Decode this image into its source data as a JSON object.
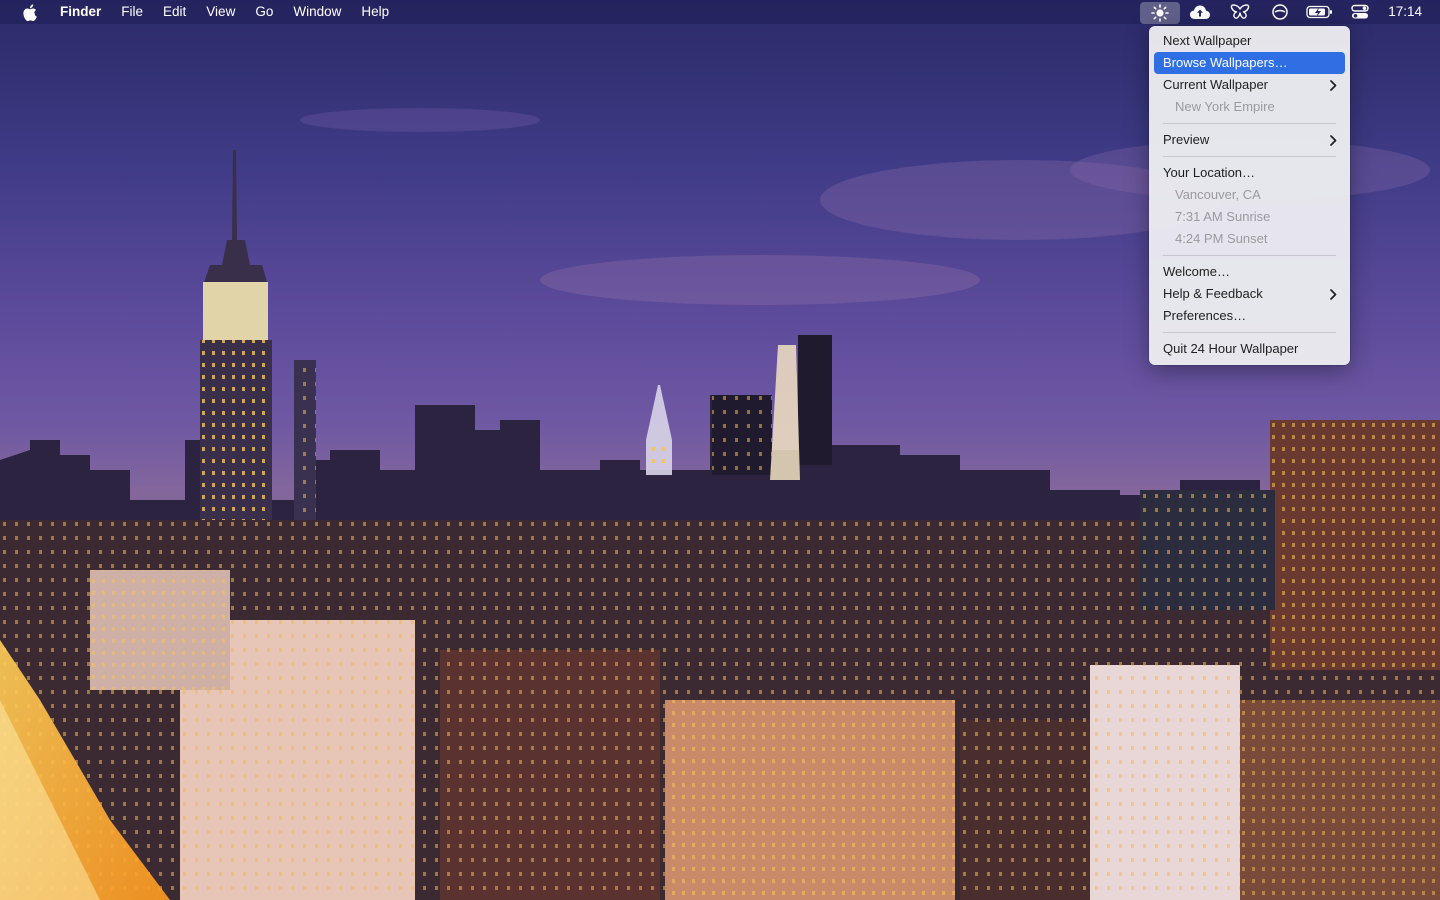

==

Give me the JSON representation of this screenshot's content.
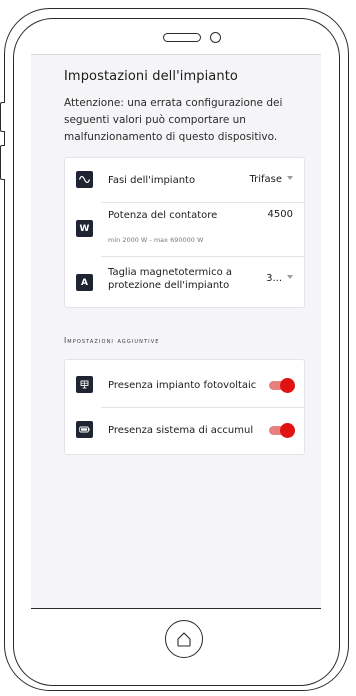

...

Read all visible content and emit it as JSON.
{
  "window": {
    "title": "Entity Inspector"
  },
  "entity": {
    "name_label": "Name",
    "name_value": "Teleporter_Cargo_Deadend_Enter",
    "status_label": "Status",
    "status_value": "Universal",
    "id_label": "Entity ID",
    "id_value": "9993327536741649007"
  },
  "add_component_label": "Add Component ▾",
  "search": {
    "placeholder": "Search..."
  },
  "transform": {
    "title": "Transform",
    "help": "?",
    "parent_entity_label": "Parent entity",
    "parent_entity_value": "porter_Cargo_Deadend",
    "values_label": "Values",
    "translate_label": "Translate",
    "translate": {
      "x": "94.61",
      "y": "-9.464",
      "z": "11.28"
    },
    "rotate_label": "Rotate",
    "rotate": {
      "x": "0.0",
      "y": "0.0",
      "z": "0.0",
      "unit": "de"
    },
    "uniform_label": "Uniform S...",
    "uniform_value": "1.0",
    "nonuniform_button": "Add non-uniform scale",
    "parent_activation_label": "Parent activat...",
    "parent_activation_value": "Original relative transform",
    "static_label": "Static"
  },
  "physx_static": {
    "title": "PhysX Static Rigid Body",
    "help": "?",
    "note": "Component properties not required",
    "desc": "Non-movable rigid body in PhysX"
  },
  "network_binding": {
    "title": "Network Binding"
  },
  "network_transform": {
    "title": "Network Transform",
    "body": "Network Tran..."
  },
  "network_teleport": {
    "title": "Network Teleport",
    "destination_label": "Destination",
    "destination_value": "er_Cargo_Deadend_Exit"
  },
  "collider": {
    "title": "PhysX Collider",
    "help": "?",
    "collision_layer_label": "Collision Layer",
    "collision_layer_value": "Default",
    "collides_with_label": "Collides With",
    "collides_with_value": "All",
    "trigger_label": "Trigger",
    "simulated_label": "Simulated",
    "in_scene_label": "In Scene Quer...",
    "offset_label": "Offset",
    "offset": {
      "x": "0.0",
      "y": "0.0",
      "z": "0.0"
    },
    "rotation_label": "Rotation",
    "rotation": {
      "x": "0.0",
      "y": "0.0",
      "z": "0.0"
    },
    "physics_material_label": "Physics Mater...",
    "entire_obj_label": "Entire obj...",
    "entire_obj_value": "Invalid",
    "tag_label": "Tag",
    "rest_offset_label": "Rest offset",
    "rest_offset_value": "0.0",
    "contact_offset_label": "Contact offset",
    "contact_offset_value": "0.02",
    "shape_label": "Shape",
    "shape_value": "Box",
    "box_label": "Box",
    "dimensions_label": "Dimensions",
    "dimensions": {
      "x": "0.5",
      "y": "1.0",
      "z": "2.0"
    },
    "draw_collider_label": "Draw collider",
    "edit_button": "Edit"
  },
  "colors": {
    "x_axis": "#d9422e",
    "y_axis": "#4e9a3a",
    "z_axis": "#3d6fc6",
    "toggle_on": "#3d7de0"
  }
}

> _GIVEN EXERCISE_
Across the material above, how many lines include the string "this"? Only the number is wanted.

> _EXERCISE RESULT_
2